▶ **ENTRIES SHOWN**
--
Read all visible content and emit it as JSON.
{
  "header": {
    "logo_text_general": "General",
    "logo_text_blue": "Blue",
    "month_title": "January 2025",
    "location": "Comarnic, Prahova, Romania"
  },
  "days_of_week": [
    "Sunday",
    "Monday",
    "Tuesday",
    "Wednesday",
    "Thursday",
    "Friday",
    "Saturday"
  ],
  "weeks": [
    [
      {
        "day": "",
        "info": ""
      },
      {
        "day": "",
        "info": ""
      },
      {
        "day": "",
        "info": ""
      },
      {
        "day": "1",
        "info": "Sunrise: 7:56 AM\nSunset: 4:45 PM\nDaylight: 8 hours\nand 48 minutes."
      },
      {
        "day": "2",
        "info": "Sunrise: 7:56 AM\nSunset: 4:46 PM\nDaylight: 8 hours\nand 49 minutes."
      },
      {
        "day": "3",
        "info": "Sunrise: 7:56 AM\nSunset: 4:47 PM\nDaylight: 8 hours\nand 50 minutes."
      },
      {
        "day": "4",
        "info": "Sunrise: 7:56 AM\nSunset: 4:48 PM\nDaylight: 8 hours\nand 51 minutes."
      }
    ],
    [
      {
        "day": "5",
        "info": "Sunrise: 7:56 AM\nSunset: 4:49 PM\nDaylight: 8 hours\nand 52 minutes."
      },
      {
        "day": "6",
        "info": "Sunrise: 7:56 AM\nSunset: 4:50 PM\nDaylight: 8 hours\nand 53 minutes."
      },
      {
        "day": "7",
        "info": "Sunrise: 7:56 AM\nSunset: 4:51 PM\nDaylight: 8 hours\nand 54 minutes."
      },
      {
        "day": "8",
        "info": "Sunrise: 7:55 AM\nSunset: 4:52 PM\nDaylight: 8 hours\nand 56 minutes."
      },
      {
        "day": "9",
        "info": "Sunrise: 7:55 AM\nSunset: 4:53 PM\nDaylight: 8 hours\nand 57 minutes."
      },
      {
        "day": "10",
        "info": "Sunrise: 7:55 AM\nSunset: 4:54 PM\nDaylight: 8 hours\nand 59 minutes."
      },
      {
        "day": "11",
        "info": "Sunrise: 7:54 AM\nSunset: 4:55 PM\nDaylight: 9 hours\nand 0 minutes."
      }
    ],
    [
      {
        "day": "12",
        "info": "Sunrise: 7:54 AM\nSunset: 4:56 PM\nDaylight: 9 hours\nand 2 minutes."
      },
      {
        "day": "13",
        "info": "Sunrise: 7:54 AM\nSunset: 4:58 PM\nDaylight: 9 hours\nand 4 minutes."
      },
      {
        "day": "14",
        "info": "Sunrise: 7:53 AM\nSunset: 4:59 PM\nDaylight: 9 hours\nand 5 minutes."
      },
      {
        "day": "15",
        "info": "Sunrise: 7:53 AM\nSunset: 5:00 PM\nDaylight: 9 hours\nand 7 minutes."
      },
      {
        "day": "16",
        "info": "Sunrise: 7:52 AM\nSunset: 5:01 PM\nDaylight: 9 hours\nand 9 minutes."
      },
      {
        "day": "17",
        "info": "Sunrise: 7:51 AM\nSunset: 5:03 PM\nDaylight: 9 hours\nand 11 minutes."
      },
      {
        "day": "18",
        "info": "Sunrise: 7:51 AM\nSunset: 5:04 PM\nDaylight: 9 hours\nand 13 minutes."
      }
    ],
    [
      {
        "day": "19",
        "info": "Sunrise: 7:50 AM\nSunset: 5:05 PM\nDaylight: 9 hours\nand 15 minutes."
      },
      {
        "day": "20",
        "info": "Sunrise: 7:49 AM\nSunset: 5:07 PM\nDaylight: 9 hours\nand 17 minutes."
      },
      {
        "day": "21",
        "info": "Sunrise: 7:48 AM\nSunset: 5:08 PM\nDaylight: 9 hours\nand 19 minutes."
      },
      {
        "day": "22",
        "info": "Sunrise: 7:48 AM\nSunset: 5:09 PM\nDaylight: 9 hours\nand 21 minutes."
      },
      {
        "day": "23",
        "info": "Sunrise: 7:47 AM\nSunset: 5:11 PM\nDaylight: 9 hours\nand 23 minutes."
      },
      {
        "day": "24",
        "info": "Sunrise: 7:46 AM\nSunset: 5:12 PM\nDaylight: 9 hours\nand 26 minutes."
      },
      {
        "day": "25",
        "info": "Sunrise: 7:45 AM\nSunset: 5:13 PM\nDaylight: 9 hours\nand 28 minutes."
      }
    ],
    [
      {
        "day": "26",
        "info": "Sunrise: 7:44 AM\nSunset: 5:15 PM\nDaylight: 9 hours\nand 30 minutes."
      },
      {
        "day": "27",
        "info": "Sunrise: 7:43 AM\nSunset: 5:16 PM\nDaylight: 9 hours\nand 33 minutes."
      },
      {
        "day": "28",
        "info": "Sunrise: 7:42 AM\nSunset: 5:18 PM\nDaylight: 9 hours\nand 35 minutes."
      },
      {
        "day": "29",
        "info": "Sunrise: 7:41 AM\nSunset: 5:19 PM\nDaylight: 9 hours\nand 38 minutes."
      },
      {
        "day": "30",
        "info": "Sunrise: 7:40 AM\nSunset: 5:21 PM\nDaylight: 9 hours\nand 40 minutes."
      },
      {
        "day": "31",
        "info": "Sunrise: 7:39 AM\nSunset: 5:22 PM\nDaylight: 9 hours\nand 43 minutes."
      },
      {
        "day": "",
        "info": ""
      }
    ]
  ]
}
--
▶ **SHORT EXERCISE**
Repeat all the entries word for word.

▶ **EXERCISE RESPONSE**
Read all visible content and emit it as JSON.
{
  "header": {
    "logo_text_general": "General",
    "logo_text_blue": "Blue",
    "month_title": "January 2025",
    "location": "Comarnic, Prahova, Romania"
  },
  "days_of_week": [
    "Sunday",
    "Monday",
    "Tuesday",
    "Wednesday",
    "Thursday",
    "Friday",
    "Saturday"
  ],
  "weeks": [
    [
      {
        "day": "",
        "info": ""
      },
      {
        "day": "",
        "info": ""
      },
      {
        "day": "",
        "info": ""
      },
      {
        "day": "1",
        "info": "Sunrise: 7:56 AM\nSunset: 4:45 PM\nDaylight: 8 hours\nand 48 minutes."
      },
      {
        "day": "2",
        "info": "Sunrise: 7:56 AM\nSunset: 4:46 PM\nDaylight: 8 hours\nand 49 minutes."
      },
      {
        "day": "3",
        "info": "Sunrise: 7:56 AM\nSunset: 4:47 PM\nDaylight: 8 hours\nand 50 minutes."
      },
      {
        "day": "4",
        "info": "Sunrise: 7:56 AM\nSunset: 4:48 PM\nDaylight: 8 hours\nand 51 minutes."
      }
    ],
    [
      {
        "day": "5",
        "info": "Sunrise: 7:56 AM\nSunset: 4:49 PM\nDaylight: 8 hours\nand 52 minutes."
      },
      {
        "day": "6",
        "info": "Sunrise: 7:56 AM\nSunset: 4:50 PM\nDaylight: 8 hours\nand 53 minutes."
      },
      {
        "day": "7",
        "info": "Sunrise: 7:56 AM\nSunset: 4:51 PM\nDaylight: 8 hours\nand 54 minutes."
      },
      {
        "day": "8",
        "info": "Sunrise: 7:55 AM\nSunset: 4:52 PM\nDaylight: 8 hours\nand 56 minutes."
      },
      {
        "day": "9",
        "info": "Sunrise: 7:55 AM\nSunset: 4:53 PM\nDaylight: 8 hours\nand 57 minutes."
      },
      {
        "day": "10",
        "info": "Sunrise: 7:55 AM\nSunset: 4:54 PM\nDaylight: 8 hours\nand 59 minutes."
      },
      {
        "day": "11",
        "info": "Sunrise: 7:54 AM\nSunset: 4:55 PM\nDaylight: 9 hours\nand 0 minutes."
      }
    ],
    [
      {
        "day": "12",
        "info": "Sunrise: 7:54 AM\nSunset: 4:56 PM\nDaylight: 9 hours\nand 2 minutes."
      },
      {
        "day": "13",
        "info": "Sunrise: 7:54 AM\nSunset: 4:58 PM\nDaylight: 9 hours\nand 4 minutes."
      },
      {
        "day": "14",
        "info": "Sunrise: 7:53 AM\nSunset: 4:59 PM\nDaylight: 9 hours\nand 5 minutes."
      },
      {
        "day": "15",
        "info": "Sunrise: 7:53 AM\nSunset: 5:00 PM\nDaylight: 9 hours\nand 7 minutes."
      },
      {
        "day": "16",
        "info": "Sunrise: 7:52 AM\nSunset: 5:01 PM\nDaylight: 9 hours\nand 9 minutes."
      },
      {
        "day": "17",
        "info": "Sunrise: 7:51 AM\nSunset: 5:03 PM\nDaylight: 9 hours\nand 11 minutes."
      },
      {
        "day": "18",
        "info": "Sunrise: 7:51 AM\nSunset: 5:04 PM\nDaylight: 9 hours\nand 13 minutes."
      }
    ],
    [
      {
        "day": "19",
        "info": "Sunrise: 7:50 AM\nSunset: 5:05 PM\nDaylight: 9 hours\nand 15 minutes."
      },
      {
        "day": "20",
        "info": "Sunrise: 7:49 AM\nSunset: 5:07 PM\nDaylight: 9 hours\nand 17 minutes."
      },
      {
        "day": "21",
        "info": "Sunrise: 7:48 AM\nSunset: 5:08 PM\nDaylight: 9 hours\nand 19 minutes."
      },
      {
        "day": "22",
        "info": "Sunrise: 7:48 AM\nSunset: 5:09 PM\nDaylight: 9 hours\nand 21 minutes."
      },
      {
        "day": "23",
        "info": "Sunrise: 7:47 AM\nSunset: 5:11 PM\nDaylight: 9 hours\nand 23 minutes."
      },
      {
        "day": "24",
        "info": "Sunrise: 7:46 AM\nSunset: 5:12 PM\nDaylight: 9 hours\nand 26 minutes."
      },
      {
        "day": "25",
        "info": "Sunrise: 7:45 AM\nSunset: 5:13 PM\nDaylight: 9 hours\nand 28 minutes."
      }
    ],
    [
      {
        "day": "26",
        "info": "Sunrise: 7:44 AM\nSunset: 5:15 PM\nDaylight: 9 hours\nand 30 minutes."
      },
      {
        "day": "27",
        "info": "Sunrise: 7:43 AM\nSunset: 5:16 PM\nDaylight: 9 hours\nand 33 minutes."
      },
      {
        "day": "28",
        "info": "Sunrise: 7:42 AM\nSunset: 5:18 PM\nDaylight: 9 hours\nand 35 minutes."
      },
      {
        "day": "29",
        "info": "Sunrise: 7:41 AM\nSunset: 5:19 PM\nDaylight: 9 hours\nand 38 minutes."
      },
      {
        "day": "30",
        "info": "Sunrise: 7:40 AM\nSunset: 5:21 PM\nDaylight: 9 hours\nand 40 minutes."
      },
      {
        "day": "31",
        "info": "Sunrise: 7:39 AM\nSunset: 5:22 PM\nDaylight: 9 hours\nand 43 minutes."
      },
      {
        "day": "",
        "info": ""
      }
    ]
  ]
}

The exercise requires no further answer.